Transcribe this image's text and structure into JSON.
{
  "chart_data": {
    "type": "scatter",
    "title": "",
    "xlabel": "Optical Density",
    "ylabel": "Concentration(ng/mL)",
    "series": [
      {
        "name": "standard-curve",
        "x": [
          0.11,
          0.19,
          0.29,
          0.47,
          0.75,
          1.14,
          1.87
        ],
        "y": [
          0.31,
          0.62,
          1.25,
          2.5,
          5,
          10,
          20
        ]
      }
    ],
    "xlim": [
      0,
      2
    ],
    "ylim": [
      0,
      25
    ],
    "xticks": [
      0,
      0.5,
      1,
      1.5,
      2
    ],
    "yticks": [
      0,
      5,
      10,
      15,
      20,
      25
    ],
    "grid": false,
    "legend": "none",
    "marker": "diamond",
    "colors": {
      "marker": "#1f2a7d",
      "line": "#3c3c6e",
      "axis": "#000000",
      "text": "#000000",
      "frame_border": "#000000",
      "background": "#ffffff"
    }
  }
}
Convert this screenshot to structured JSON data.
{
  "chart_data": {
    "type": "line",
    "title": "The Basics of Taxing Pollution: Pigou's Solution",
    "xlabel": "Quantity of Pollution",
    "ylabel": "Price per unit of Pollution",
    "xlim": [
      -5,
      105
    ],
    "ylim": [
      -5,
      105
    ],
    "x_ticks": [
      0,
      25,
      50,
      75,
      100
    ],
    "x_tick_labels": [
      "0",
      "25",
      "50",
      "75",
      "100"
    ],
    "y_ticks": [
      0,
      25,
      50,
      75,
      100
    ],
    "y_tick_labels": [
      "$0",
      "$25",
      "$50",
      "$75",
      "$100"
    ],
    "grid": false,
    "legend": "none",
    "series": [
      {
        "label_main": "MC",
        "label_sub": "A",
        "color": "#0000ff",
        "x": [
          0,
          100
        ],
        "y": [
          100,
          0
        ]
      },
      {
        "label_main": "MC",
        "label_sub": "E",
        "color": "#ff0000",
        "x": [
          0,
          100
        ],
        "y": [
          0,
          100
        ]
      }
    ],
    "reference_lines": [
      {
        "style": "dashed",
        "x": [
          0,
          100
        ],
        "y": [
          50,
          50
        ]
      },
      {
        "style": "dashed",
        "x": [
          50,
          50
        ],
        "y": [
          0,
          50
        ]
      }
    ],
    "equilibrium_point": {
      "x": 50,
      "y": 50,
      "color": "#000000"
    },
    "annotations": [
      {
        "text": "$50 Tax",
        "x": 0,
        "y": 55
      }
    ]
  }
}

━━━━━━━━━━━━━━━━━━━━

WORK TO DO
Write out every line exactly as it stands.

OUTPUT OF THE EXERCISE
Transcribe this image's text and structure into JSON.
{
  "chart_data": {
    "type": "scatter",
    "title": "",
    "xlabel": "Optical Density",
    "ylabel": "Concentration(ng/mL)",
    "series": [
      {
        "name": "standard-curve",
        "x": [
          0.11,
          0.19,
          0.29,
          0.47,
          0.75,
          1.14,
          1.87
        ],
        "y": [
          0.31,
          0.62,
          1.25,
          2.5,
          5,
          10,
          20
        ]
      }
    ],
    "xlim": [
      0,
      2
    ],
    "ylim": [
      0,
      25
    ],
    "xticks": [
      0,
      0.5,
      1,
      1.5,
      2
    ],
    "yticks": [
      0,
      5,
      10,
      15,
      20,
      25
    ],
    "grid": false,
    "legend": "none",
    "marker": "diamond",
    "colors": {
      "marker": "#1f2a7d",
      "line": "#3c3c6e",
      "axis": "#000000",
      "text": "#000000",
      "frame_border": "#000000",
      "background": "#ffffff"
    }
  }
}
Convert this screenshot to structured JSON data.
{
  "chart_data": {
    "type": "line",
    "title": "The Basics of Taxing Pollution: Pigou's Solution",
    "xlabel": "Quantity of Pollution",
    "ylabel": "Price per unit of Pollution",
    "xlim": [
      -5,
      105
    ],
    "ylim": [
      -5,
      105
    ],
    "x_ticks": [
      0,
      25,
      50,
      75,
      100
    ],
    "x_tick_labels": [
      "0",
      "25",
      "50",
      "75",
      "100"
    ],
    "y_ticks": [
      0,
      25,
      50,
      75,
      100
    ],
    "y_tick_labels": [
      "$0",
      "$25",
      "$50",
      "$75",
      "$100"
    ],
    "grid": false,
    "legend": "none",
    "series": [
      {
        "label_main": "MC",
        "label_sub": "A",
        "color": "#0000ff",
        "x": [
          0,
          100
        ],
        "y": [
          100,
          0
        ]
      },
      {
        "label_main": "MC",
        "label_sub": "E",
        "color": "#ff0000",
        "x": [
          0,
          100
        ],
        "y": [
          0,
          100
        ]
      }
    ],
    "reference_lines": [
      {
        "style": "dashed",
        "x": [
          0,
          100
        ],
        "y": [
          50,
          50
        ]
      },
      {
        "style": "dashed",
        "x": [
          50,
          50
        ],
        "y": [
          0,
          50
        ]
      }
    ],
    "equilibrium_point": {
      "x": 50,
      "y": 50,
      "color": "#000000"
    },
    "annotations": [
      {
        "text": "$50 Tax",
        "x": 0,
        "y": 55
      }
    ]
  }
}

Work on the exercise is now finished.